-- YOUR GOAL --
Go through the data below. List every line that holds the word "Home".

★ ★ ★

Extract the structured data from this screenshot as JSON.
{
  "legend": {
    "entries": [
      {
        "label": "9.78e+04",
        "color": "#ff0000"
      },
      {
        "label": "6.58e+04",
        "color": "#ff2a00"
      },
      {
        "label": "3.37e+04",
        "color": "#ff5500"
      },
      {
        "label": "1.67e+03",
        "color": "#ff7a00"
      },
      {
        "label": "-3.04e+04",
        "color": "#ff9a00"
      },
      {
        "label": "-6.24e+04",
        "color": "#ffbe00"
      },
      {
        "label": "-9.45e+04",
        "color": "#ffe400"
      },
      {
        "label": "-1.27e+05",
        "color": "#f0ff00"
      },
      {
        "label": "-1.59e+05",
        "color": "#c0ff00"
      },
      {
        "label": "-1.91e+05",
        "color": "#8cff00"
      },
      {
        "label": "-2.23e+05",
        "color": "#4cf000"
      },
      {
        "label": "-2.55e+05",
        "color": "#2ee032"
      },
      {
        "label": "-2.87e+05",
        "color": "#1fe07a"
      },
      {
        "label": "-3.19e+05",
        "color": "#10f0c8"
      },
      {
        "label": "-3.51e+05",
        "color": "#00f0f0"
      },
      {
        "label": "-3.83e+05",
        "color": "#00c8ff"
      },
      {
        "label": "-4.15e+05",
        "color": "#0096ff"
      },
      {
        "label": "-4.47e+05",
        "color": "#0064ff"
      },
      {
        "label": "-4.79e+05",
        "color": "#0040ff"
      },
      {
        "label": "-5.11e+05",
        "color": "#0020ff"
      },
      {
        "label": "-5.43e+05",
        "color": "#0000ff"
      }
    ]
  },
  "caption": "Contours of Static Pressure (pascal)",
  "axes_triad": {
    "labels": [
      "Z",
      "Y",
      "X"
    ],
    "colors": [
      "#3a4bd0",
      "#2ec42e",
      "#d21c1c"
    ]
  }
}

★ ★ ★

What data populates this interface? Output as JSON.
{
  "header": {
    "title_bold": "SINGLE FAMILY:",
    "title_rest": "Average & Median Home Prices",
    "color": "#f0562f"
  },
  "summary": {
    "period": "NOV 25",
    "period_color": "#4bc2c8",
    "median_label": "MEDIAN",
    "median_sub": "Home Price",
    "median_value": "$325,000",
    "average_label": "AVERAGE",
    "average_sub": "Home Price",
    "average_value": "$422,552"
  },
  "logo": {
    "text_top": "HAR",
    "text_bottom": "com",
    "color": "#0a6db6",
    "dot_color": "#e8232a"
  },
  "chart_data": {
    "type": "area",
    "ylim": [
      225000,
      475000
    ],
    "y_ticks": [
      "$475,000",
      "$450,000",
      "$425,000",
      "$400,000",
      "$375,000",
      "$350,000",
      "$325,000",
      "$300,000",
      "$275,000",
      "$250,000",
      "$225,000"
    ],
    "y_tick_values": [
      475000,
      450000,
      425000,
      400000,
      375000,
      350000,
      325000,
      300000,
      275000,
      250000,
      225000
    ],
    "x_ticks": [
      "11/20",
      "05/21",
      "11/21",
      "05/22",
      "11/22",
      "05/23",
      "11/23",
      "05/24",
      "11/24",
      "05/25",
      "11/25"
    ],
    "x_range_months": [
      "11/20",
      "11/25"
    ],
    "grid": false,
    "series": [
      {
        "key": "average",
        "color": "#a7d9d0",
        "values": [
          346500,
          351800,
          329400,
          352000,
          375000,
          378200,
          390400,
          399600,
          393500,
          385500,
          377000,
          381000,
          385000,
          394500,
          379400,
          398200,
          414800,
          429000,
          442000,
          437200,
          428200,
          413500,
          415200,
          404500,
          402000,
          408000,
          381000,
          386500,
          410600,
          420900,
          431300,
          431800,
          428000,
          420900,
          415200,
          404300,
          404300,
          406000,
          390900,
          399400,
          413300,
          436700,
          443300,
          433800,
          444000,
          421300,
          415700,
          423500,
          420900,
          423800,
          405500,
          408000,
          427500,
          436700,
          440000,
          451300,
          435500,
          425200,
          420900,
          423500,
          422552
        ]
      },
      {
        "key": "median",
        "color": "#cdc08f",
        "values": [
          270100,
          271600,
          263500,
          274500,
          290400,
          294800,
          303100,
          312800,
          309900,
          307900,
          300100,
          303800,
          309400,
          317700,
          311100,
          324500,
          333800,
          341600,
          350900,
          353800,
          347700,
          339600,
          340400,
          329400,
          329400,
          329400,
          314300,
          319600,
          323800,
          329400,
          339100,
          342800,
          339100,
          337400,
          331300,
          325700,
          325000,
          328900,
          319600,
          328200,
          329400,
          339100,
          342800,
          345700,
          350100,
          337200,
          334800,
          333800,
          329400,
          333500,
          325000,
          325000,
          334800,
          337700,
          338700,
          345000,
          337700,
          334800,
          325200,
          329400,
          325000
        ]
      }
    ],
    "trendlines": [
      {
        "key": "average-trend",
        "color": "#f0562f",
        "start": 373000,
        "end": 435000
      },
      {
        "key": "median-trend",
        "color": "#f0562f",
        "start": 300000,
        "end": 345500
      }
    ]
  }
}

★ ★ ★

-- RESULT BELOW --
    "title_rest": "Average & Median Home Prices",
    "median_sub": "Home Price",
    "average_sub": "Home Price",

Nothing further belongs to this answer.